- _Problem requirements_
From the listing, collect all lines containing the word "JSON".

— Start —

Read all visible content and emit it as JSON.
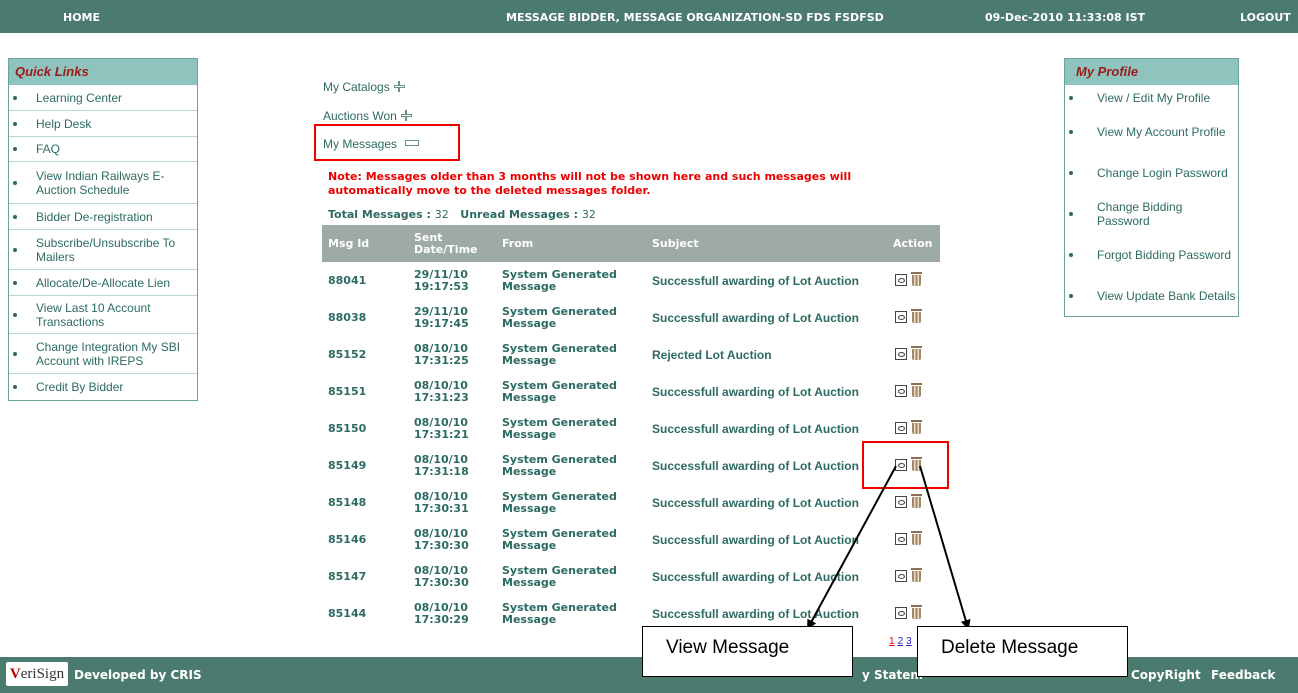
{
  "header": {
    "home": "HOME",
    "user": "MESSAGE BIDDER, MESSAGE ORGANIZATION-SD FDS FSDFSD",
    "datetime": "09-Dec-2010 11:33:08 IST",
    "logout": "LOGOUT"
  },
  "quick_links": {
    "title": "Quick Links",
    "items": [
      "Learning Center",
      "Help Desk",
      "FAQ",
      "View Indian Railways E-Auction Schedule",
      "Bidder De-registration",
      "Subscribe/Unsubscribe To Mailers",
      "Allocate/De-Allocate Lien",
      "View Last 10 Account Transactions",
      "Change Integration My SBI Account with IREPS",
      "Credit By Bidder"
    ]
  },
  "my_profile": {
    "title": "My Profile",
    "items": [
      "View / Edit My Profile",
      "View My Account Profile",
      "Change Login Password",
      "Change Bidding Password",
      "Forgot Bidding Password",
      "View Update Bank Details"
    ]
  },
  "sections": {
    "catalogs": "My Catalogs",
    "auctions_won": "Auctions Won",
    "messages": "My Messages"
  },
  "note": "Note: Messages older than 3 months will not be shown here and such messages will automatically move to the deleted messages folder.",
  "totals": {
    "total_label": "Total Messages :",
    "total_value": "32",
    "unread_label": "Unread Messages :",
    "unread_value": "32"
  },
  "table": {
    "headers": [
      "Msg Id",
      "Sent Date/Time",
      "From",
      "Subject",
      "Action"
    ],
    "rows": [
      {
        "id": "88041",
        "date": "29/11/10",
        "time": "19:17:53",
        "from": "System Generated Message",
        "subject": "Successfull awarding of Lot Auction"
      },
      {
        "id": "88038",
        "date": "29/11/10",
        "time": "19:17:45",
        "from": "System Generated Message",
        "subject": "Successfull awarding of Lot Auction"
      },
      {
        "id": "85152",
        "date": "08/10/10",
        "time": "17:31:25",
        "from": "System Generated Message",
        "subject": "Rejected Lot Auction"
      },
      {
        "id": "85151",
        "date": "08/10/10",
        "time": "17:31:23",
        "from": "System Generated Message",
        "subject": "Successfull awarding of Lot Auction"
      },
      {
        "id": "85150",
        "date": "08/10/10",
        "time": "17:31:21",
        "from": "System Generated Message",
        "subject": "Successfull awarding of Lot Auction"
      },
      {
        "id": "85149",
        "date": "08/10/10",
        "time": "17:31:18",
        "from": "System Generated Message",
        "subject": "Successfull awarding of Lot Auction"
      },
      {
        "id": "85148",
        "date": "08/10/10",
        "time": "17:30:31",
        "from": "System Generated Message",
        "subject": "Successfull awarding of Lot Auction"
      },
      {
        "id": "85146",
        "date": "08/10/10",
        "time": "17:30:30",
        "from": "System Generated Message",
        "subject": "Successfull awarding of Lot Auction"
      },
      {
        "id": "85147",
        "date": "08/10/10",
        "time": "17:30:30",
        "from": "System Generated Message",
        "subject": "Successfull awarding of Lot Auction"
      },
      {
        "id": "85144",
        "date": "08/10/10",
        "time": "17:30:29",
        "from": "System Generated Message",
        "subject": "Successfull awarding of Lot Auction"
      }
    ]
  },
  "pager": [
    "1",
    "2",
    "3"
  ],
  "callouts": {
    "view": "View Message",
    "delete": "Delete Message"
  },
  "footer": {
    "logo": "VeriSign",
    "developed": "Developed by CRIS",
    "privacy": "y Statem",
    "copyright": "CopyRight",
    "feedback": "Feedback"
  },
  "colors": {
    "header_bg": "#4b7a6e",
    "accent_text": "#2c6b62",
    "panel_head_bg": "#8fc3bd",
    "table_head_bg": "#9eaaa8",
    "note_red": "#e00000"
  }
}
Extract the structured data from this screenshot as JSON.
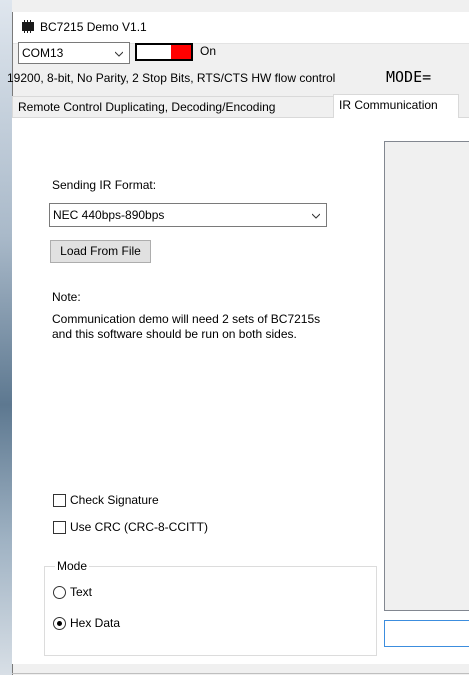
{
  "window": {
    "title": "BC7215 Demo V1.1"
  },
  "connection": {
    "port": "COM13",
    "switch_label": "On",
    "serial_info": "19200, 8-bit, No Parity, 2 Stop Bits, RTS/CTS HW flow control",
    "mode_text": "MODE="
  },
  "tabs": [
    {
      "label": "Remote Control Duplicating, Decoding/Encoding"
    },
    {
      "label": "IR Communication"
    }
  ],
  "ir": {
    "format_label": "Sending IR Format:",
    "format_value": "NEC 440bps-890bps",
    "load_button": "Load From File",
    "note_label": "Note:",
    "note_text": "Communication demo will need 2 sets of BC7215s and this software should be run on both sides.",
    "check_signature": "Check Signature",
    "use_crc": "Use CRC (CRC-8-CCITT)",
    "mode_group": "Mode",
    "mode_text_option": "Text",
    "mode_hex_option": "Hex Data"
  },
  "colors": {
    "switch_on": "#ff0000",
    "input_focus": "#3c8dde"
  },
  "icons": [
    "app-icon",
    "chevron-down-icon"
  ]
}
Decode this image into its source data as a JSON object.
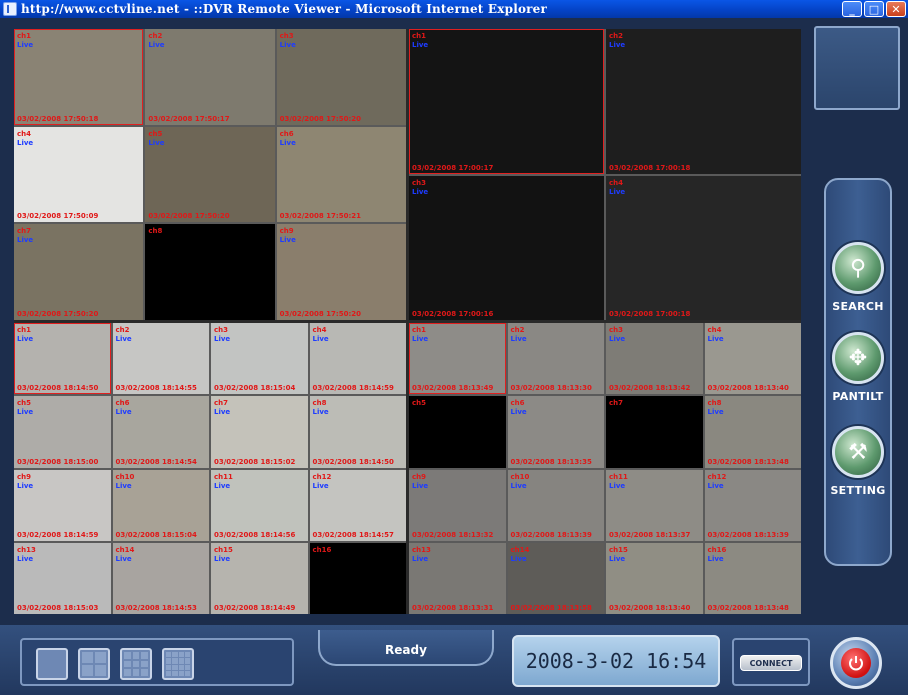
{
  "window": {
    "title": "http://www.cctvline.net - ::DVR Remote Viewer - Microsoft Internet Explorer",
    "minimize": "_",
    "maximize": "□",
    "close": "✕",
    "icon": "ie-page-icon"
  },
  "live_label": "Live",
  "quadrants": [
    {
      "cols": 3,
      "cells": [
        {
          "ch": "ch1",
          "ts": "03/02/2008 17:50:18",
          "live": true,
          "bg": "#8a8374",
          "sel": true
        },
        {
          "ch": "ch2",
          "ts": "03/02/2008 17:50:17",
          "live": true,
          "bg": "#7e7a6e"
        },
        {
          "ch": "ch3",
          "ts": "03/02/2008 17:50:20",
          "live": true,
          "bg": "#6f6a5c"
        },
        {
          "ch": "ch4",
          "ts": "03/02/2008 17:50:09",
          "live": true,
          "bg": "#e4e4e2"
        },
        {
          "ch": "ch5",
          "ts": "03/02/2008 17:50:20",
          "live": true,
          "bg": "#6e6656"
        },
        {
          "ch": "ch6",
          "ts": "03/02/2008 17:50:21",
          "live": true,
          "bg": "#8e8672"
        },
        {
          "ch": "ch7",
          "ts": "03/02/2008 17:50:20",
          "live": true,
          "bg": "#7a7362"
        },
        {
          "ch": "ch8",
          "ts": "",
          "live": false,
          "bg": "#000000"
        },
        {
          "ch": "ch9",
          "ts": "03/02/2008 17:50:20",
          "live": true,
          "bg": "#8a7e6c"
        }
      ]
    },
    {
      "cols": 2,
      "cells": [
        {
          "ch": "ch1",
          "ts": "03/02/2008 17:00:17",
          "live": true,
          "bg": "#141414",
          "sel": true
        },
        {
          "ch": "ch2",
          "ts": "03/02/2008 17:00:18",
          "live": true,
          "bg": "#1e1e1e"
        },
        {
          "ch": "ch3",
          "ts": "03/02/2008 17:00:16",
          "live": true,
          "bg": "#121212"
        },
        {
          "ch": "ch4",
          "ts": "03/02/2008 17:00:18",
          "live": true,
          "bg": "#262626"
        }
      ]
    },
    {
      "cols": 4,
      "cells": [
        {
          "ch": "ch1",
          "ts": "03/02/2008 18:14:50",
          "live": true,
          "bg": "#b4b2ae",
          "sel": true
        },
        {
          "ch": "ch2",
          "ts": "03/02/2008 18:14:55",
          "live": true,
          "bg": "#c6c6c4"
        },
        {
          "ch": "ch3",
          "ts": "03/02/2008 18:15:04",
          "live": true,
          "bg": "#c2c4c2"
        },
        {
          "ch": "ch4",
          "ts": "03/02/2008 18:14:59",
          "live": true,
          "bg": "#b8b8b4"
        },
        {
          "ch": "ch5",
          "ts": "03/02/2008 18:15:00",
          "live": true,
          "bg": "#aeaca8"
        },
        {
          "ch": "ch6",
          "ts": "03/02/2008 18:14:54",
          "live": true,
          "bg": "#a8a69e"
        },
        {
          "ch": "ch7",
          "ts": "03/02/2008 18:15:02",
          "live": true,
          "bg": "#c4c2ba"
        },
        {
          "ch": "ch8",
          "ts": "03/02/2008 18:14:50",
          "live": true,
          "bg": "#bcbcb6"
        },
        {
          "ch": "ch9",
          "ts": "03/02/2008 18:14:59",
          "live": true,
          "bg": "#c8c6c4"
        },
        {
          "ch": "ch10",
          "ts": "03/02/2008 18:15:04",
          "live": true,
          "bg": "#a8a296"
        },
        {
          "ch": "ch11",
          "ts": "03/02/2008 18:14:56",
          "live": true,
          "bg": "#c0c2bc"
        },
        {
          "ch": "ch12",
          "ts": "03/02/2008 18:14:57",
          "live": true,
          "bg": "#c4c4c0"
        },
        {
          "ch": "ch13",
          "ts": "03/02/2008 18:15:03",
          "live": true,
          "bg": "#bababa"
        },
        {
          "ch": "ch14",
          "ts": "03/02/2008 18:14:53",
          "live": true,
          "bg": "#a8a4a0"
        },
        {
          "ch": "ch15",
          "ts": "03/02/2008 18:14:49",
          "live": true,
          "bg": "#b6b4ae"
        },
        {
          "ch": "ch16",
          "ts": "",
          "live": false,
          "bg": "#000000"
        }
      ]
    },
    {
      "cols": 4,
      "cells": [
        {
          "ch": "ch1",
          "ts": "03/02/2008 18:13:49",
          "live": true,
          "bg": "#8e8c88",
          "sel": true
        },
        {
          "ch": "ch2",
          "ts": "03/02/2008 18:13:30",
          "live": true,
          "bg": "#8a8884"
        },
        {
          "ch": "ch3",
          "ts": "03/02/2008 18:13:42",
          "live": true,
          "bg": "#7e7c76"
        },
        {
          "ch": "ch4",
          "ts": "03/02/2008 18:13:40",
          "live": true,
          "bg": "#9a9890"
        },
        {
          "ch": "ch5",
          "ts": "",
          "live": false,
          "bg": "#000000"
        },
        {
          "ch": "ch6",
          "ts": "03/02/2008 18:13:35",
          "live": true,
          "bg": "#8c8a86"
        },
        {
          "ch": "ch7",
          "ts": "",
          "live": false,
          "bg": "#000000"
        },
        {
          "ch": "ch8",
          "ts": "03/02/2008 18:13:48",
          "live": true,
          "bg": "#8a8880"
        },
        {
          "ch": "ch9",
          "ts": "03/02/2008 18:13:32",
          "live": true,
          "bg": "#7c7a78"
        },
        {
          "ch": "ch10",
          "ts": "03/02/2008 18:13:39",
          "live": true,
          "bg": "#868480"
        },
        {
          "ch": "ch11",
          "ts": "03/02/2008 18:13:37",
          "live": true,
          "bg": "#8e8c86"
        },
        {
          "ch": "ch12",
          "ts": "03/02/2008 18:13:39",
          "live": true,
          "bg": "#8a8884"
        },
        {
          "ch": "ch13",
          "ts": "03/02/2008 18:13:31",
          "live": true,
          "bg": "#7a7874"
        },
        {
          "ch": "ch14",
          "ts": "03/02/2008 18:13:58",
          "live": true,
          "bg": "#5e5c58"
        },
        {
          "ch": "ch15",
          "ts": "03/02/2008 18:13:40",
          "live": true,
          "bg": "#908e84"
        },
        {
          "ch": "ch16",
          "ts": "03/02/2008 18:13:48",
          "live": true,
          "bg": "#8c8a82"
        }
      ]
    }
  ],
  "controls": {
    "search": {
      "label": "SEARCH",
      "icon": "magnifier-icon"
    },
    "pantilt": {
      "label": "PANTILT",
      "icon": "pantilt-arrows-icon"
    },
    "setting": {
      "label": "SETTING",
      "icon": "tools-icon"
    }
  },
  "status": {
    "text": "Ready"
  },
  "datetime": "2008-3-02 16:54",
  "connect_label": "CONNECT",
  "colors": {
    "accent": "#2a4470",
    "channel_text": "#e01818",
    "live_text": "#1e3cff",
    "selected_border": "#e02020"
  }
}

— End —

- _Right answer_
Read all visible content and emit it as JSON.
Extract the structured data from this screenshot as JSON.
Decode this image into its source data as a JSON object.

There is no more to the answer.